OrdinaryDiffEqBDF.SBDF2 — Function

SBDF2(;kwargs...)

The two-step version of the IMEX multistep methods of

Uri M. Ascher, Steven J. Ruuth, Brian T. R. Wetton. Implicit-Explicit Methods for Time-Dependent Partial Differential Equations. Society for Industrial and Applied Mathematics. Journal on Numerical Analysis, 32(3), pp 797-823, 1995. doi: https://doi.org/10.1137/0732037

IMEX SDIRK

Note that Implicit Euler is the 1st order BDF method, and is thus implemented here using the same machinery.

OrdinaryDiffEqBDF.IMEXEuler — Function

IMEXEuler(;kwargs...)

Directions for this task: Carry on the OrdinaryDiffEqBDF solver documentation from its last line. The data that comes next is not needed for this.

Material shown:
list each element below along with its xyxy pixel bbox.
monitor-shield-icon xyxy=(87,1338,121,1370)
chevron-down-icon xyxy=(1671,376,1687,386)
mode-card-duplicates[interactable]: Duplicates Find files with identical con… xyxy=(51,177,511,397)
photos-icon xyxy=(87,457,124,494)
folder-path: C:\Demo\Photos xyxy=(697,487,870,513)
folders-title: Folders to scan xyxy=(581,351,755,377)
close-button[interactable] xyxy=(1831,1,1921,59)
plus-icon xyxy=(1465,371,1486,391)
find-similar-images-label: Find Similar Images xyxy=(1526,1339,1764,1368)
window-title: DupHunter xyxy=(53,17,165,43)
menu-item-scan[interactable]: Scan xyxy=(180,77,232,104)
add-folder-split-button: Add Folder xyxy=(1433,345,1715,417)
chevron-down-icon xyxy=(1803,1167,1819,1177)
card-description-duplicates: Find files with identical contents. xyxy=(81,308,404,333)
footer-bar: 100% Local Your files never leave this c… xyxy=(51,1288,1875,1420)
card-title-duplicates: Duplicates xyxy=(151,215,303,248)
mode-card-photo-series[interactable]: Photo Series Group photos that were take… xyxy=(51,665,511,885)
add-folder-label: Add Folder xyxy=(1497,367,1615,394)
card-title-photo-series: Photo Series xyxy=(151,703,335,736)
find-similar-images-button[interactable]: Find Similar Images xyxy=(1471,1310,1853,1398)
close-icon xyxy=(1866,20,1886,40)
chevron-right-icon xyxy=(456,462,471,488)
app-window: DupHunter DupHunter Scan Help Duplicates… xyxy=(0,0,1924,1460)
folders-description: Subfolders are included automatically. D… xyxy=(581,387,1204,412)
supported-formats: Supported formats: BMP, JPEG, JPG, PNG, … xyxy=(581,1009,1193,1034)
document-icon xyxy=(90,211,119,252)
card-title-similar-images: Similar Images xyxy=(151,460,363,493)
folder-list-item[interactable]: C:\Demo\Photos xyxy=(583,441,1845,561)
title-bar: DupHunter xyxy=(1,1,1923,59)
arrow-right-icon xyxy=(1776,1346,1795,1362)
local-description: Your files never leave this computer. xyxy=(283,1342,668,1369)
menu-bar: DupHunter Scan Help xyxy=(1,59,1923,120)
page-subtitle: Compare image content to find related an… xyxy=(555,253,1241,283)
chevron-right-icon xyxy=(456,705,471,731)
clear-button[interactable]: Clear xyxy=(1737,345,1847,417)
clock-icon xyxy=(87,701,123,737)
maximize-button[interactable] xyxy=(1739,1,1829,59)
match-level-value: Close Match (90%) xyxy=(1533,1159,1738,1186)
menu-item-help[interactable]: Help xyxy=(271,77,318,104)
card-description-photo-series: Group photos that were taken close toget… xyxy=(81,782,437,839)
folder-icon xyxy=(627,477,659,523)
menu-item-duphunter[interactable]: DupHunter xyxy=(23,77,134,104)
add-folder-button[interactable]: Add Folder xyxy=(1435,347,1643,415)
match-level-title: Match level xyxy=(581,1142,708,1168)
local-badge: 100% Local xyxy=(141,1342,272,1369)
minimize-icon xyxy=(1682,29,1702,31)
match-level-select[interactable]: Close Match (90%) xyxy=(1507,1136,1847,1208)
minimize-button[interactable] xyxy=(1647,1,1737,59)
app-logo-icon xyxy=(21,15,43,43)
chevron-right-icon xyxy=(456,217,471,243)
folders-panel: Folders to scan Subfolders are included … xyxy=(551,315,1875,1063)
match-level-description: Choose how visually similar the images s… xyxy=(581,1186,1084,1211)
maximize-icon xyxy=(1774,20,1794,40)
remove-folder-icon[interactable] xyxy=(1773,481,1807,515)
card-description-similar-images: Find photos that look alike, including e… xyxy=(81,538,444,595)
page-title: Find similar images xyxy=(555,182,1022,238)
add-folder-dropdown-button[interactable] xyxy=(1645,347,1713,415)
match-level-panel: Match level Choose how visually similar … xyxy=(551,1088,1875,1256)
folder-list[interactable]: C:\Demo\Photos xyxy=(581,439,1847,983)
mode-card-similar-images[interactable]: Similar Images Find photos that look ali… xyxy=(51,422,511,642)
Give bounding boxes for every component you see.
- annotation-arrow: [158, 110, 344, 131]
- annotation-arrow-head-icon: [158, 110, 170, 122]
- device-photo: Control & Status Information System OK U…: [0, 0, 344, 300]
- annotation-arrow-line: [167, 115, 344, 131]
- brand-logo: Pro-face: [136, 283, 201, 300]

Answer to this problem:
The one-step version of the IMEX multistep methods of

Uri M. Ascher, Steven J. Ruuth, Brian T. R. Wetton. Implicit-Explicit Methods for Time-Dependent Partial Differential Equations. Society for Industrial and Applied Mathematics. Journal on Numerical Analysis, 32(3), pp 797-823, 1995. doi: https://doi.org/10.1137/0732037

When applied to a SplitODEProblem of the form

u'(t) = f1(u) + f2(u)

The default IMEXEuler() method uses an update of the form

unew = uold + dt * (f1(unew) + f2(uold))